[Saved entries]
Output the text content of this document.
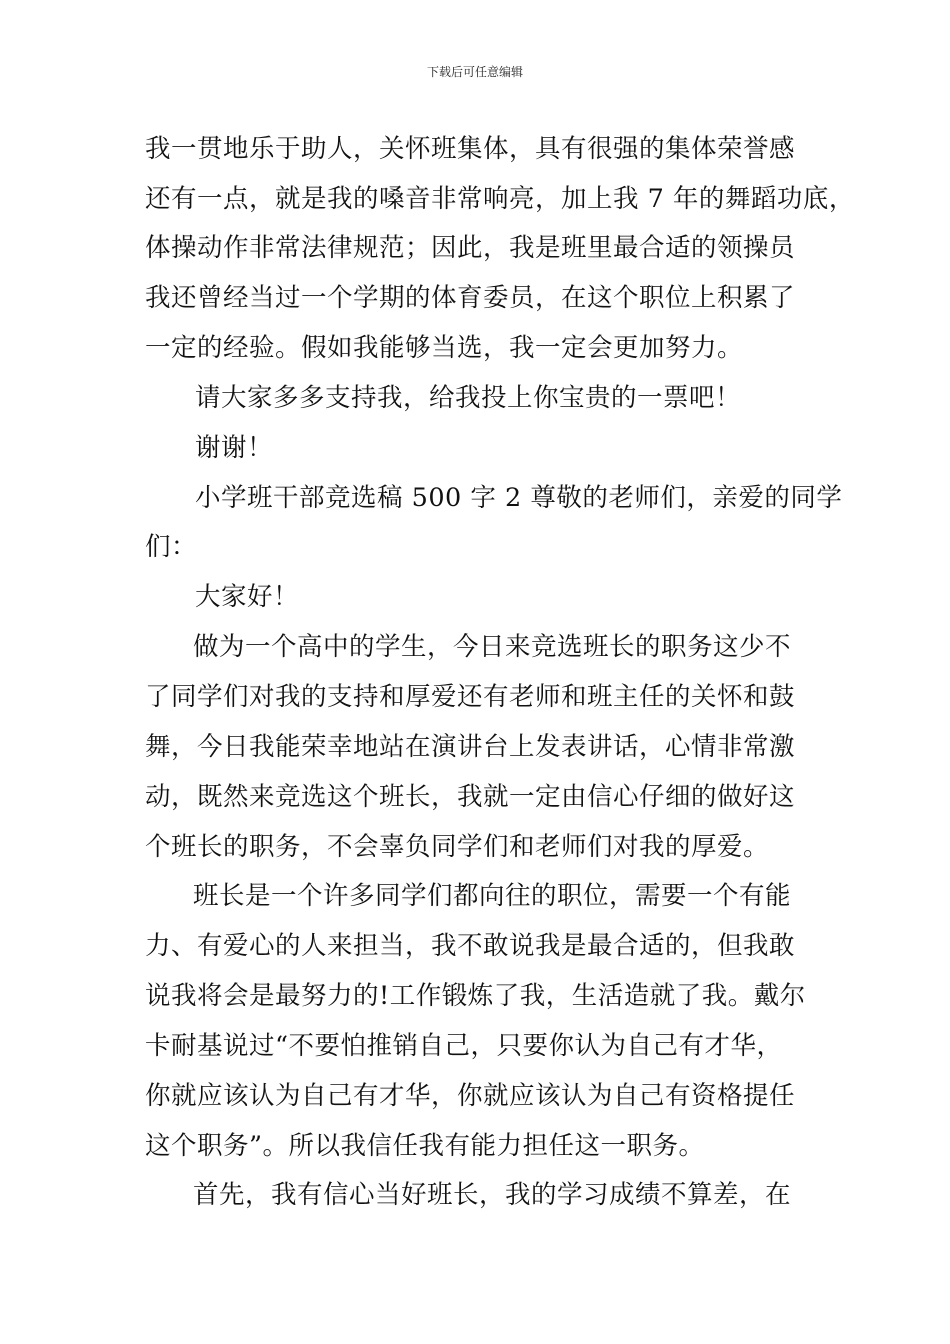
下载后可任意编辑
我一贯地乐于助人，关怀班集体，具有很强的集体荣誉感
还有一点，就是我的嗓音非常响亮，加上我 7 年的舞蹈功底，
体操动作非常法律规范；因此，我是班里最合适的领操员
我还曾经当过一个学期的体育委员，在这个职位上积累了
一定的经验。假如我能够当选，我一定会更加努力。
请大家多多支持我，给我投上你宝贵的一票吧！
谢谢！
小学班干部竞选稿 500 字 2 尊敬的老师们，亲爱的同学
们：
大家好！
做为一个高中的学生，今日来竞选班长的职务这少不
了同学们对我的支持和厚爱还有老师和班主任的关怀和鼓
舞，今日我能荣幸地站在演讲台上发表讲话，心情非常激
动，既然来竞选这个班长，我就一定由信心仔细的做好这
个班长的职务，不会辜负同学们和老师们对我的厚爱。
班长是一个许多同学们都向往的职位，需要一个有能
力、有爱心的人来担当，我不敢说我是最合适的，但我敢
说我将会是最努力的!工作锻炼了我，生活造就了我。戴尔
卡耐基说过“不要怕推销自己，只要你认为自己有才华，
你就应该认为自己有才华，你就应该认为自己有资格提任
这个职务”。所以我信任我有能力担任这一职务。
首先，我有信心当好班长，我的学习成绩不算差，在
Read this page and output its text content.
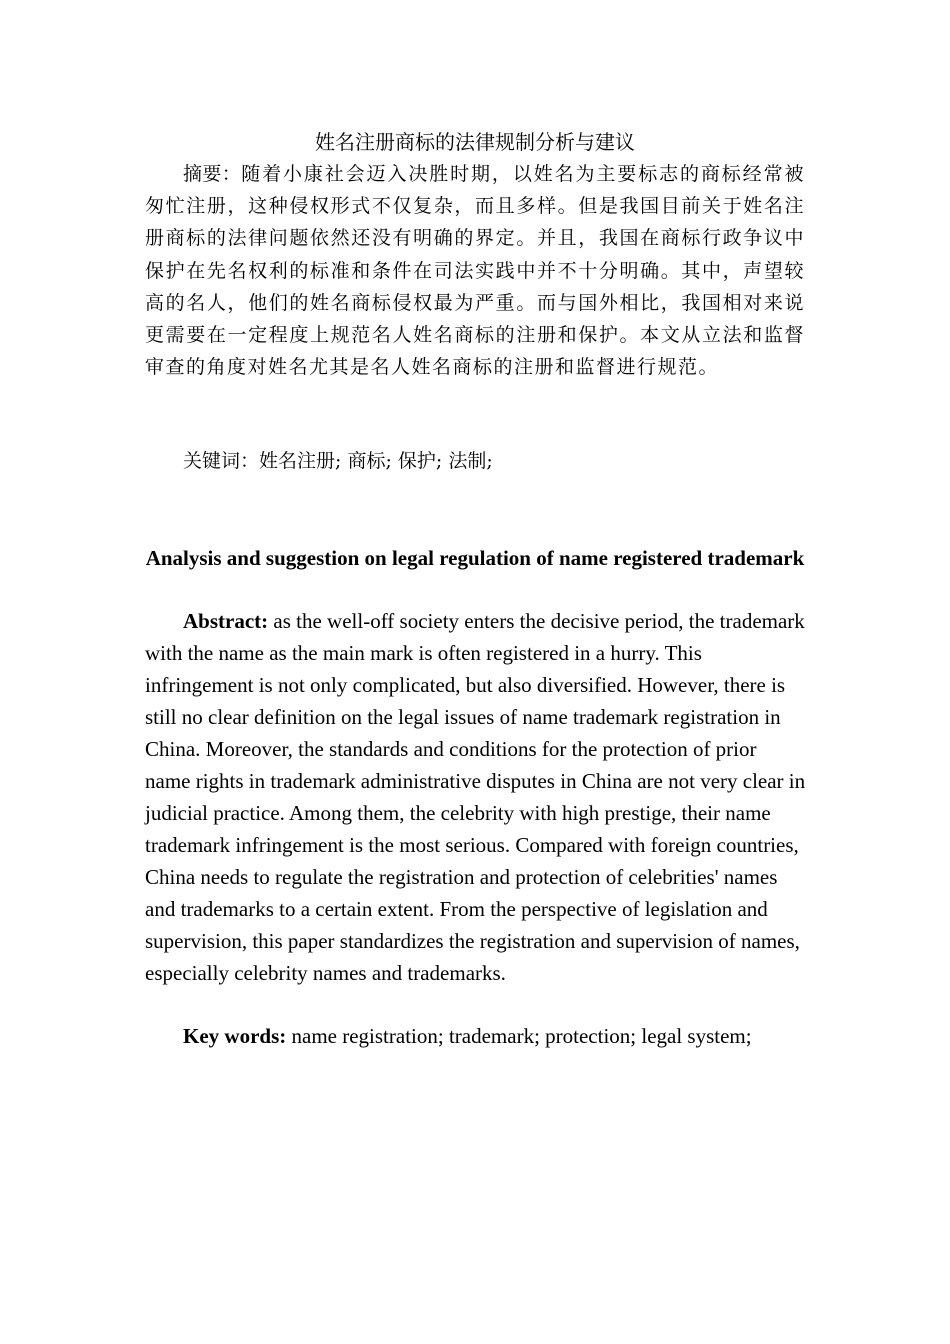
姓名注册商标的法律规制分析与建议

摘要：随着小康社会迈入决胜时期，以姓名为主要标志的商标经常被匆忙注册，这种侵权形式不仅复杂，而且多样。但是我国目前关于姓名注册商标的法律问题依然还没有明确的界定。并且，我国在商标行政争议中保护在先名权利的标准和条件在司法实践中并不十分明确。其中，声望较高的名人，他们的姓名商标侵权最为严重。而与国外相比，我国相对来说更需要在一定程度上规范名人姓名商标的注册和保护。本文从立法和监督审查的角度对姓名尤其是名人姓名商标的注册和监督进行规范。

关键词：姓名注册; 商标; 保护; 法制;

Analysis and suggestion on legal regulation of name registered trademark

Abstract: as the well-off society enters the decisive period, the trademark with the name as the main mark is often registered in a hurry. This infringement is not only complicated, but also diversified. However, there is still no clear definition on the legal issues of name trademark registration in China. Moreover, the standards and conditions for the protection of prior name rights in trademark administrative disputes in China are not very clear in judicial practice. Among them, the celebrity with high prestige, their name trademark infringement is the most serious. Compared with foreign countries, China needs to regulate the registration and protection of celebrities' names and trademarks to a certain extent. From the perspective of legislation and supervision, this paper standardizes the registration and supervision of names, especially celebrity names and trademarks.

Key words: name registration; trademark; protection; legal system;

WORK INSTRUCTIONS: Copy out each record shown above without alteration, skipping any picture.

ANSWER FOR THE TASK:
Output the text content of this document.
下载后可任意编辑
我一贯地乐于助人，关怀班集体，具有很强的集体荣誉感
还有一点，就是我的嗓音非常响亮，加上我 7 年的舞蹈功底，
体操动作非常法律规范；因此，我是班里最合适的领操员
我还曾经当过一个学期的体育委员，在这个职位上积累了
一定的经验。假如我能够当选，我一定会更加努力。
请大家多多支持我，给我投上你宝贵的一票吧！
谢谢！
小学班干部竞选稿 500 字 2 尊敬的老师们，亲爱的同学
们：
大家好！
做为一个高中的学生，今日来竞选班长的职务这少不
了同学们对我的支持和厚爱还有老师和班主任的关怀和鼓
舞，今日我能荣幸地站在演讲台上发表讲话，心情非常激
动，既然来竞选这个班长，我就一定由信心仔细的做好这
个班长的职务，不会辜负同学们和老师们对我的厚爱。
班长是一个许多同学们都向往的职位，需要一个有能
力、有爱心的人来担当，我不敢说我是最合适的，但我敢
说我将会是最努力的!工作锻炼了我，生活造就了我。戴尔
卡耐基说过“不要怕推销自己，只要你认为自己有才华，
你就应该认为自己有才华，你就应该认为自己有资格提任
这个职务”。所以我信任我有能力担任这一职务。
首先，我有信心当好班长，我的学习成绩不算差，在
Read this page and output its text content.
姓名注册商标的法律规制分析与建议

摘要：随着小康社会迈入决胜时期，以姓名为主要标志的商标经常被匆忙注册，这种侵权形式不仅复杂，而且多样。但是我国目前关于姓名注册商标的法律问题依然还没有明确的界定。并且，我国在商标行政争议中保护在先名权利的标准和条件在司法实践中并不十分明确。其中，声望较高的名人，他们的姓名商标侵权最为严重。而与国外相比，我国相对来说更需要在一定程度上规范名人姓名商标的注册和保护。本文从立法和监督审查的角度对姓名尤其是名人姓名商标的注册和监督进行规范。

关键词：姓名注册; 商标; 保护; 法制;

Analysis and suggestion on legal regulation of name registered trademark

Abstract: as the well-off society enters the decisive period, the trademark with the name as the main mark is often registered in a hurry. This infringement is not only complicated, but also diversified. However, there is still no clear definition on the legal issues of name trademark registration in China. Moreover, the standards and conditions for the protection of prior name rights in trademark administrative disputes in China are not very clear in judicial practice. Among them, the celebrity with high prestige, their name trademark infringement is the most serious. Compared with foreign countries, China needs to regulate the registration and protection of celebrities' names and trademarks to a certain extent. From the perspective of legislation and supervision, this paper standardizes the registration and supervision of names, especially celebrity names and trademarks.

Key words: name registration; trademark; protection; legal system;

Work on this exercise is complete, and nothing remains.